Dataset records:
** Start **

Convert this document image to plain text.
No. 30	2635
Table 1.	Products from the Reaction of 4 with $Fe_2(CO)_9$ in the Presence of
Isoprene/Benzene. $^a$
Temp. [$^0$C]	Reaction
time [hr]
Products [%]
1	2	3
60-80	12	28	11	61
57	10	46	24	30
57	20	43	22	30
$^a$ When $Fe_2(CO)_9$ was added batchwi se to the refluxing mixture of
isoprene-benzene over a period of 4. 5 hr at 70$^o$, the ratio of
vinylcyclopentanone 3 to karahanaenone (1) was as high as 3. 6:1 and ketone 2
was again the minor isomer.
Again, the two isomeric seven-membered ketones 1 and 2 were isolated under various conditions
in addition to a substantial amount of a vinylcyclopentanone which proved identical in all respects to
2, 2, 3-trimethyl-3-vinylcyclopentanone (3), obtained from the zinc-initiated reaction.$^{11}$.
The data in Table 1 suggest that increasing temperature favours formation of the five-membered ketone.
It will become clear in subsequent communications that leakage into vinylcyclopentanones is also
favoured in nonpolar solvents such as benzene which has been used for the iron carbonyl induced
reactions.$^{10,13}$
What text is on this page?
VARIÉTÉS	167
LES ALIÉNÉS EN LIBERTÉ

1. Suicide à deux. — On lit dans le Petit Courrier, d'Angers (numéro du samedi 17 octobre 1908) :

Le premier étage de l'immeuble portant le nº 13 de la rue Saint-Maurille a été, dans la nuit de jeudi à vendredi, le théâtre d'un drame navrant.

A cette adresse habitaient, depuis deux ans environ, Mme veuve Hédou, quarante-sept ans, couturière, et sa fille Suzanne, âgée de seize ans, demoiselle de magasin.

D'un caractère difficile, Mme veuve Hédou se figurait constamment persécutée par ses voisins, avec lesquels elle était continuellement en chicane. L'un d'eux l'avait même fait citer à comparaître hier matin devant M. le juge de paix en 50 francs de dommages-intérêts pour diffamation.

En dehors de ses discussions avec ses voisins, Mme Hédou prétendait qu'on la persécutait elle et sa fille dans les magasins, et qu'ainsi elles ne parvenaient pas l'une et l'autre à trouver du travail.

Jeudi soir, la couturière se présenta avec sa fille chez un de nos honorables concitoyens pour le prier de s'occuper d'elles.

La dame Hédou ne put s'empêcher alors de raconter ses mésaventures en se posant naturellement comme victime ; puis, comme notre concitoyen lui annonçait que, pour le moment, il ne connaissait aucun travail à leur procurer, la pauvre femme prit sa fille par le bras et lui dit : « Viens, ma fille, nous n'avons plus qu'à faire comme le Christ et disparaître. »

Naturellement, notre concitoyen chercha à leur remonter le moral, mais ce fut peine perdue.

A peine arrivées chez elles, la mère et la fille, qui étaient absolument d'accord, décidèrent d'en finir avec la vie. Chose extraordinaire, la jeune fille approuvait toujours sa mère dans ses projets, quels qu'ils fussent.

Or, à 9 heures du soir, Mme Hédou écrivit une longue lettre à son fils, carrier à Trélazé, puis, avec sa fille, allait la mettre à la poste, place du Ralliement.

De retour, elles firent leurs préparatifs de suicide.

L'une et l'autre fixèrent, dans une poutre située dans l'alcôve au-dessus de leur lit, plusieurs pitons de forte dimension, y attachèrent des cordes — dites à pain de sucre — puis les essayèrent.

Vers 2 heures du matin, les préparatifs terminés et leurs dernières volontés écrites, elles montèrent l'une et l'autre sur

** End **

Using the records above, list each line that includes "membered".

IN RESPONSE:
Again, the two isomeric seven-membered ketones 1 and 2 were isolated under various conditions
The data in Table 1 suggest that increasing temperature favours formation of the five-membered ketone.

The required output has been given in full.